[Begin]

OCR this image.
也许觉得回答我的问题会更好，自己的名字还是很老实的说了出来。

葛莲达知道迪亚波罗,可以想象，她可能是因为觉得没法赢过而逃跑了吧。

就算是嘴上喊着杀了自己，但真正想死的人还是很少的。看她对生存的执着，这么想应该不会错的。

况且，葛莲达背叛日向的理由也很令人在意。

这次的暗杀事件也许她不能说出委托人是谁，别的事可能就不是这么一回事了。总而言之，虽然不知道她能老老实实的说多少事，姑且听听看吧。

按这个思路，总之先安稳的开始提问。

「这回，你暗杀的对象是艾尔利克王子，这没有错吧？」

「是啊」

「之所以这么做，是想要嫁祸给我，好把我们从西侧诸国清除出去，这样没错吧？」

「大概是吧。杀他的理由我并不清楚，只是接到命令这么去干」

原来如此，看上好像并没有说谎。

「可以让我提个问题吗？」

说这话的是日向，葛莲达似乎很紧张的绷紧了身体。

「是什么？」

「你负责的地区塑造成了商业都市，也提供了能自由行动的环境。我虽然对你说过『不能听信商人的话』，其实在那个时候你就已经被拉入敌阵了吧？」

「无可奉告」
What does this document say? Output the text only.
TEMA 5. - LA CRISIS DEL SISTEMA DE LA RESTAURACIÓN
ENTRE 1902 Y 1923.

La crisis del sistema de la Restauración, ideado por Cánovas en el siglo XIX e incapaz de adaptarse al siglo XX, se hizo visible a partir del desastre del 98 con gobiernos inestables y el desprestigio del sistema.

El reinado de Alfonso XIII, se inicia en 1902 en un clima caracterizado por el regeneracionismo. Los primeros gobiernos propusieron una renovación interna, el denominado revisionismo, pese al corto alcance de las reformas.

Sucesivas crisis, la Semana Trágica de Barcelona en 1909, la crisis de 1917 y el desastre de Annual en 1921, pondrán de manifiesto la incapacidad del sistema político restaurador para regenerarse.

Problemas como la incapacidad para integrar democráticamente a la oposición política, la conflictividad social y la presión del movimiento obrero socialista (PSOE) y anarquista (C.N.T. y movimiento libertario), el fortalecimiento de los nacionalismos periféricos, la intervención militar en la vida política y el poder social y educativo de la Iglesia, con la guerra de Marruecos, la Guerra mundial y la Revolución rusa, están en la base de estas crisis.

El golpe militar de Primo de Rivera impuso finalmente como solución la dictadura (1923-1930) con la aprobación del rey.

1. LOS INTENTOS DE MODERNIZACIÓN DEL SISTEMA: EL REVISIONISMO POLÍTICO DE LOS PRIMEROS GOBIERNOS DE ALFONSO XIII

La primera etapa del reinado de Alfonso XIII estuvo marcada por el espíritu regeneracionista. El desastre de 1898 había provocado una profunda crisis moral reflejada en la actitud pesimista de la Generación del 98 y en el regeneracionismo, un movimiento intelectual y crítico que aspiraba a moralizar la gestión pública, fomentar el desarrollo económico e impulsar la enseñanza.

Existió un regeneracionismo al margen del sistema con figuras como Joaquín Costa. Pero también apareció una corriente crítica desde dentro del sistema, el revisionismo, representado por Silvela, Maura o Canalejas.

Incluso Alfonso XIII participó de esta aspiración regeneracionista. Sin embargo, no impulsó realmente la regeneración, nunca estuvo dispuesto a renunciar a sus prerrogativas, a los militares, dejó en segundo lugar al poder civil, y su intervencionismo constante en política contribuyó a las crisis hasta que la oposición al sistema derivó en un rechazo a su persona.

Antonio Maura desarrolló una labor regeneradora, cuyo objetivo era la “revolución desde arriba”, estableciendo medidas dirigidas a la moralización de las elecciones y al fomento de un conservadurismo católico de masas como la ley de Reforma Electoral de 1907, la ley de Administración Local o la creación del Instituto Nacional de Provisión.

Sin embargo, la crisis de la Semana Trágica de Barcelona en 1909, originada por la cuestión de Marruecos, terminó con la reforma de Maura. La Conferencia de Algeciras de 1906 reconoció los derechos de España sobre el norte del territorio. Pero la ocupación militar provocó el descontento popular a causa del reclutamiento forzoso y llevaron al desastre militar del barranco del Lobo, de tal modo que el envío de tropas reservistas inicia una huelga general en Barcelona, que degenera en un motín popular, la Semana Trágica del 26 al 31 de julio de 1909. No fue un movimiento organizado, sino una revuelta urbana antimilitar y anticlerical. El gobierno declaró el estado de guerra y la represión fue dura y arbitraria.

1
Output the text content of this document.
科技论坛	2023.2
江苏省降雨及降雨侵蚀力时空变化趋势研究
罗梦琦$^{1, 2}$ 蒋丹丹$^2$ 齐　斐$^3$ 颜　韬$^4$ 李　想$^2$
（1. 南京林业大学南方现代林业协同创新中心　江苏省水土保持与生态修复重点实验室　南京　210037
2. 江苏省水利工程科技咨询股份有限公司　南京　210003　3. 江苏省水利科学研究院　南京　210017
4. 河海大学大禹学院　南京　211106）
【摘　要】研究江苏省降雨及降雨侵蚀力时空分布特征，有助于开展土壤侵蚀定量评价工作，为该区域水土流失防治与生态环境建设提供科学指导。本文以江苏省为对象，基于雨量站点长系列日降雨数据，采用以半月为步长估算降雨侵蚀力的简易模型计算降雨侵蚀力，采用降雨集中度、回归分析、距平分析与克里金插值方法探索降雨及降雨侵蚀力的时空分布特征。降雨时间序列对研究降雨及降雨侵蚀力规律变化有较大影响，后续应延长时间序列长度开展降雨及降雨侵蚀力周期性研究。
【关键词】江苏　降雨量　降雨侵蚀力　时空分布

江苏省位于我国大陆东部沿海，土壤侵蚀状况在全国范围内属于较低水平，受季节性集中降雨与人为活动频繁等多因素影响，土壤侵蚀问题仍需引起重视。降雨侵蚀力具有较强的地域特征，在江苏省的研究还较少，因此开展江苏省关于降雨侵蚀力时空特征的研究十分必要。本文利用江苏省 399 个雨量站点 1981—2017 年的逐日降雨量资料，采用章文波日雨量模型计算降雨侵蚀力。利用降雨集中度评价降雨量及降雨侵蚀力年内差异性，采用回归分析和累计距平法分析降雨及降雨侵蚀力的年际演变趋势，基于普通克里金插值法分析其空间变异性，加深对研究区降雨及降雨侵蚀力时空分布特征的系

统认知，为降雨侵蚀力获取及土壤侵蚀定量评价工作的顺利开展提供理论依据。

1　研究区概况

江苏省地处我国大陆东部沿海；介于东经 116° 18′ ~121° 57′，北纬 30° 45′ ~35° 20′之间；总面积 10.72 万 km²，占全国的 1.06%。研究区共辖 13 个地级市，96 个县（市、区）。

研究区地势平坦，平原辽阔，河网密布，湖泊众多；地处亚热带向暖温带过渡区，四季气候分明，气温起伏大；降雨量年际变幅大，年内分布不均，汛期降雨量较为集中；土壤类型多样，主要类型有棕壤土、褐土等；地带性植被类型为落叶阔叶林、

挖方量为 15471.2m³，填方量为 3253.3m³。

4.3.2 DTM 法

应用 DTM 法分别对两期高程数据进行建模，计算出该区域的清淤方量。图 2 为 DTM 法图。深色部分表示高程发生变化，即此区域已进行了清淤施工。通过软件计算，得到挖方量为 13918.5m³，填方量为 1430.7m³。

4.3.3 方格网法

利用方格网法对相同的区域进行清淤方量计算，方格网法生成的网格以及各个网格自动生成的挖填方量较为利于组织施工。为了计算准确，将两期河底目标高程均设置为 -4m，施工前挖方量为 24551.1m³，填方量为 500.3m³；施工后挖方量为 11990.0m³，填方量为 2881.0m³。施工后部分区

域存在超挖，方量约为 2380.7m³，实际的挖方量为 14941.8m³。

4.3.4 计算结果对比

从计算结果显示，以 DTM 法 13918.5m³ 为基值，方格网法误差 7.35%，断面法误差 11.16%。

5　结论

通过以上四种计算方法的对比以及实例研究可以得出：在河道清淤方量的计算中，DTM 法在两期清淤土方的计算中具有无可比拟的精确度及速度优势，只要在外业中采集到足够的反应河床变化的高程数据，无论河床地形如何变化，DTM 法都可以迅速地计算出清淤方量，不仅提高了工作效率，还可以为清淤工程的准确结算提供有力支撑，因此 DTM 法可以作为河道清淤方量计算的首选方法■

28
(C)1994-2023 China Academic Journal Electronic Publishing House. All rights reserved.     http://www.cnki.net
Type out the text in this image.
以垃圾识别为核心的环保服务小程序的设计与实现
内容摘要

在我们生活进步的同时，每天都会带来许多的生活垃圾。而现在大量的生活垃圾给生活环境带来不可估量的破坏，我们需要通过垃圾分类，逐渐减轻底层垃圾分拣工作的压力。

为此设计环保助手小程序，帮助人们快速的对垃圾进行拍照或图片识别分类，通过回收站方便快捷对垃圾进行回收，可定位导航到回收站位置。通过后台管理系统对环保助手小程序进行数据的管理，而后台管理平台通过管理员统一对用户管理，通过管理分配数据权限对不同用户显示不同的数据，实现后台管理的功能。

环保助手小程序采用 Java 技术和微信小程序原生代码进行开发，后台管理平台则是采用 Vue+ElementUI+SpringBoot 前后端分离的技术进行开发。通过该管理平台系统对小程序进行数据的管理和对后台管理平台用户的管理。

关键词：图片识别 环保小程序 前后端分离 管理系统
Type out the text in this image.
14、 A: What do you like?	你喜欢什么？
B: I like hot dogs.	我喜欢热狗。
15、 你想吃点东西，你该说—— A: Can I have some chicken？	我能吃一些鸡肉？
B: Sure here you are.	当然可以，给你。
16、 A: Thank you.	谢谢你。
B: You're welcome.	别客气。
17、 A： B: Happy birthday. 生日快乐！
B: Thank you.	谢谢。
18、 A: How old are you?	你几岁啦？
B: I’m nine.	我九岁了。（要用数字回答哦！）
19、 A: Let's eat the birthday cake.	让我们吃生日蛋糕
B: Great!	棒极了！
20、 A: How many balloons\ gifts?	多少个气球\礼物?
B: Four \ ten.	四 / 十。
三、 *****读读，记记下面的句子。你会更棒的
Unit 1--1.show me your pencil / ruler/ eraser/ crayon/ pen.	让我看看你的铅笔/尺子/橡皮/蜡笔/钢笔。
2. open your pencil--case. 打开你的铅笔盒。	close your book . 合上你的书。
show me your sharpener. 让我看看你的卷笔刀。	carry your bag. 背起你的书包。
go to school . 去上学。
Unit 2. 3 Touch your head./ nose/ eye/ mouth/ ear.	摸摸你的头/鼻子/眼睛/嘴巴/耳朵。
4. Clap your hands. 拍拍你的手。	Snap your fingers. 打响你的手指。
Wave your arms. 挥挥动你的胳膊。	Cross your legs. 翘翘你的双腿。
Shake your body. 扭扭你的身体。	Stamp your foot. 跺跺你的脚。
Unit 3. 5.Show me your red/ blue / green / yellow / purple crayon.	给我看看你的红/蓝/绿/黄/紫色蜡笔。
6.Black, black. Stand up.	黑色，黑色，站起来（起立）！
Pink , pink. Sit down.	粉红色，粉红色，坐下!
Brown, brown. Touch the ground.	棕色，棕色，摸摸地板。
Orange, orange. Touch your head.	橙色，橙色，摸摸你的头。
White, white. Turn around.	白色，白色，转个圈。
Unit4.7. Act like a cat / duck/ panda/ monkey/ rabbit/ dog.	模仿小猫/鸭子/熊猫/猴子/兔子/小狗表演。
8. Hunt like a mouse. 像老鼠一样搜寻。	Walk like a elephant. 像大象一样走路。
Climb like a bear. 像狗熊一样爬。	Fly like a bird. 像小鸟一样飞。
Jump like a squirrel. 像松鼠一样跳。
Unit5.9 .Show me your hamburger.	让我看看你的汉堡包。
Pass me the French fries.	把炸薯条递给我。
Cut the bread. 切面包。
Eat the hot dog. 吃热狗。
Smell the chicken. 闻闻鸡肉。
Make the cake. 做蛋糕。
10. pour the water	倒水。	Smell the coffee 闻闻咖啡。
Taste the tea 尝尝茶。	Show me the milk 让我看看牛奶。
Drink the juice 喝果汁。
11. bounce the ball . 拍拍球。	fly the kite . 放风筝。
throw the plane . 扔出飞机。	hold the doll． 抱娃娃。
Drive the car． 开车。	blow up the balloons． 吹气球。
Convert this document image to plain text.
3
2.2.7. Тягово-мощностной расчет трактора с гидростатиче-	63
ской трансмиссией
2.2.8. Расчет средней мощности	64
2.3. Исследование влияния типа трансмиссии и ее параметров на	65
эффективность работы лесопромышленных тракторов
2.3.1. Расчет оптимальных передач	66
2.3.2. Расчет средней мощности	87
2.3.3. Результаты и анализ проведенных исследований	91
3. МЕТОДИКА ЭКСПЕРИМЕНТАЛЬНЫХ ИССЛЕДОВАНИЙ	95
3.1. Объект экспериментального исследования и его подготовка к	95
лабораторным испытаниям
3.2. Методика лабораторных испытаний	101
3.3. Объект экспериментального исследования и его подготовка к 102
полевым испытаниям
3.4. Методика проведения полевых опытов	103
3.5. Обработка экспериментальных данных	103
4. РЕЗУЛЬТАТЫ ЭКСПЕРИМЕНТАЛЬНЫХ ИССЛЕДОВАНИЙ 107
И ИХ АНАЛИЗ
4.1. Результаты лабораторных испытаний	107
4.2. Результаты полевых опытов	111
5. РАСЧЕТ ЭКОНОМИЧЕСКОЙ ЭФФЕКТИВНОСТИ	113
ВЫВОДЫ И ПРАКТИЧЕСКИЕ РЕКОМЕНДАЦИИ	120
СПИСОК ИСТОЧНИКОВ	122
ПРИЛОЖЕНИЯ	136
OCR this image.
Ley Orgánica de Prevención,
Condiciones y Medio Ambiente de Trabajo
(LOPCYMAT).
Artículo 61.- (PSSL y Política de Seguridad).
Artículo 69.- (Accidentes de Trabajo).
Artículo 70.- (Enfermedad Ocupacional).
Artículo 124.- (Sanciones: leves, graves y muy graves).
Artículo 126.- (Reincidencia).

[End]

EXERCISE PROMPT –
In the listing, find every line with the word "лабораторных" and state how many there are, nothing more.

TASK RESPONSE –
2